- **Your instructions**
Show every line where "قبلنا" occurs.
-- Start Records supplied --
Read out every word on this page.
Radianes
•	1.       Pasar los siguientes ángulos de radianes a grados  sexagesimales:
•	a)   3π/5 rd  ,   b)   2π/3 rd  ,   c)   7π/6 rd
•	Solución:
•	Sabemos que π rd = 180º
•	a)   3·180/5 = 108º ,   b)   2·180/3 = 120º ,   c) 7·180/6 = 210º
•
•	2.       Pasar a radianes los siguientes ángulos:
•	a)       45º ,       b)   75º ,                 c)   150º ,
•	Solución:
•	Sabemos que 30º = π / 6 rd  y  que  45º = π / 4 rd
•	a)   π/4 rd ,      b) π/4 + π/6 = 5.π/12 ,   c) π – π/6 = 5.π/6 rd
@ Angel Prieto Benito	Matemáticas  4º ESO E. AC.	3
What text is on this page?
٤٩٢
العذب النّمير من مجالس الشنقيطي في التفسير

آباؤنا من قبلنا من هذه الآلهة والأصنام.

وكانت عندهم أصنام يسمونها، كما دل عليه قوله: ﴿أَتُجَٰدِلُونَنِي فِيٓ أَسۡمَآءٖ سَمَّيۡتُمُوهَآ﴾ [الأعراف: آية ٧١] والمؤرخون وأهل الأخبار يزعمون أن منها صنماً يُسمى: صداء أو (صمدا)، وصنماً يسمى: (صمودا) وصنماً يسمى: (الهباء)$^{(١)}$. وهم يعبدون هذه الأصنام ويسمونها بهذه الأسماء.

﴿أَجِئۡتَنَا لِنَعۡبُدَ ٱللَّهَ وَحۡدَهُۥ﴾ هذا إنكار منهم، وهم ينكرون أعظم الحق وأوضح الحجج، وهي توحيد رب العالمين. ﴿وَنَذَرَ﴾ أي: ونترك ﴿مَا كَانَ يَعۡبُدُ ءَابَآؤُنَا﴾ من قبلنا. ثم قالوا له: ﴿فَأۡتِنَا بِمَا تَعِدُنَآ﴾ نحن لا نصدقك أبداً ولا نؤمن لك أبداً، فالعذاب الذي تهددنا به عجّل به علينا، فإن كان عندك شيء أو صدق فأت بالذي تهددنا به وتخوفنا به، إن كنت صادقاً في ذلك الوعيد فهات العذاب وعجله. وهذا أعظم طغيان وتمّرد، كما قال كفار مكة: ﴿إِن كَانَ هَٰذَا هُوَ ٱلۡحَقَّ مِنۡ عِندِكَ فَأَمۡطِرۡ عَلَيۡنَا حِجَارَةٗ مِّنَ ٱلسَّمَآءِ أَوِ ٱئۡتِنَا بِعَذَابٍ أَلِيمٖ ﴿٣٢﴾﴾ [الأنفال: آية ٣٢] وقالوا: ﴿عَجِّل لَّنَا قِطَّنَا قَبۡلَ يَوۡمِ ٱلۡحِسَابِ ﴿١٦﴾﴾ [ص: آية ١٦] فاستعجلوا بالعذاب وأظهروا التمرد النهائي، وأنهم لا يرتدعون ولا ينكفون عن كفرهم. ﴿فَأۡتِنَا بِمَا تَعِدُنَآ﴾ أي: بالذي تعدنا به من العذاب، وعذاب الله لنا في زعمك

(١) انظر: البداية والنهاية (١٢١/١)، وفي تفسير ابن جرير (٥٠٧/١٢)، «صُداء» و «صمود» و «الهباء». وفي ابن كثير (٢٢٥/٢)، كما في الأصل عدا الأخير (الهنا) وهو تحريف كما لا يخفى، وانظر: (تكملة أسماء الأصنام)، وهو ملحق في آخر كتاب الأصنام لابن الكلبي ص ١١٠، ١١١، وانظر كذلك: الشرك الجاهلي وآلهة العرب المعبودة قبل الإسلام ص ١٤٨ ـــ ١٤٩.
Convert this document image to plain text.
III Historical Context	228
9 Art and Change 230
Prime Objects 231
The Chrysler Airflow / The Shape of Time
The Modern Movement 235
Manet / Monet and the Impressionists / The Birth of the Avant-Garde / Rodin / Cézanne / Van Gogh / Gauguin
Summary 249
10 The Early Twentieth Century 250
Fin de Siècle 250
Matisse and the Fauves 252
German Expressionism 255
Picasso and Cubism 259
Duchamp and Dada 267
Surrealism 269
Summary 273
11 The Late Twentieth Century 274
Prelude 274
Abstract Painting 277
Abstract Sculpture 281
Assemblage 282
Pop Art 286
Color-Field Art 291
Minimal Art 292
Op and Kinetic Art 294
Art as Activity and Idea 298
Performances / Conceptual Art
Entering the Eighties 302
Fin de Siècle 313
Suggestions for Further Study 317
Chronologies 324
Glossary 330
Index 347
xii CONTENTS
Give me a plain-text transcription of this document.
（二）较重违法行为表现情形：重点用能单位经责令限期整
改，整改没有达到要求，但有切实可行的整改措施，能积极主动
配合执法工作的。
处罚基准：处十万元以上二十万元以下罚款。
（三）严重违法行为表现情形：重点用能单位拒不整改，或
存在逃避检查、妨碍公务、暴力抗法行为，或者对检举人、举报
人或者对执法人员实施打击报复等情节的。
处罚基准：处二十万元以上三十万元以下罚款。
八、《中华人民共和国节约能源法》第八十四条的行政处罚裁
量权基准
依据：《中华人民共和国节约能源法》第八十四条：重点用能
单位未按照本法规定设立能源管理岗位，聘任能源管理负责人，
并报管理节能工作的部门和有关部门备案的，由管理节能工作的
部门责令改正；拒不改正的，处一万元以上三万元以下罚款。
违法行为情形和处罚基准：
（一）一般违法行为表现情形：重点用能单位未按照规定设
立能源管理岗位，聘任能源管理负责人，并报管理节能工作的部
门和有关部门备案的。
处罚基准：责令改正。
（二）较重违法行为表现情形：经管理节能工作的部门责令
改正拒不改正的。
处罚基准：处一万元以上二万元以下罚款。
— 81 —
-- End Records supplied --
- **Correct answer**
آباؤنا من قبلنا من هذه الآلهة والأصنام.
﴿أَجِئۡتَنَا لِنَعۡبُدَ ٱللَّهَ وَحۡدَهُۥ﴾ هذا إنكار منهم، وهم ينكرون أعظم الحق وأوضح الحجج، وهي توحيد رب العالمين. ﴿وَنَذَرَ﴾ أي: ونترك ﴿مَا كَانَ يَعۡبُدُ ءَابَآؤُنَا﴾ من قبلنا. ثم قالوا له: ﴿فَأۡتِنَا بِمَا تَعِدُنَآ﴾ نحن لا نصدقك أبداً ولا نؤمن لك أبداً، فالعذاب الذي تهددنا به عجّل به علينا، فإن كان عندك شيء أو صدق فأت بالذي تهددنا به وتخوفنا به، إن كنت صادقاً في ذلك الوعيد فهات العذاب وعجله. وهذا أعظم طغيان وتمّرد، كما قال كفار مكة: ﴿إِن كَانَ هَٰذَا هُوَ ٱلۡحَقَّ مِنۡ عِندِكَ فَأَمۡطِرۡ عَلَيۡنَا حِجَارَةٗ مِّنَ ٱلسَّمَآءِ أَوِ ٱئۡتِنَا بِعَذَابٍ أَلِيمٖ ﴿٣٢﴾﴾ [الأنفال: آية ٣٢] وقالوا: ﴿عَجِّل لَّنَا قِطَّنَا قَبۡلَ يَوۡمِ ٱلۡحِسَابِ ﴿١٦﴾﴾ [ص: آية ١٦] فاستعجلوا بالعذاب وأظهروا التمرد النهائي، وأنهم لا يرتدعون ولا ينكفون عن كفرهم. ﴿فَأۡتِنَا بِمَا تَعِدُنَآ﴾ أي: بالذي تعدنا به من العذاب، وعذاب الله لنا في زعمك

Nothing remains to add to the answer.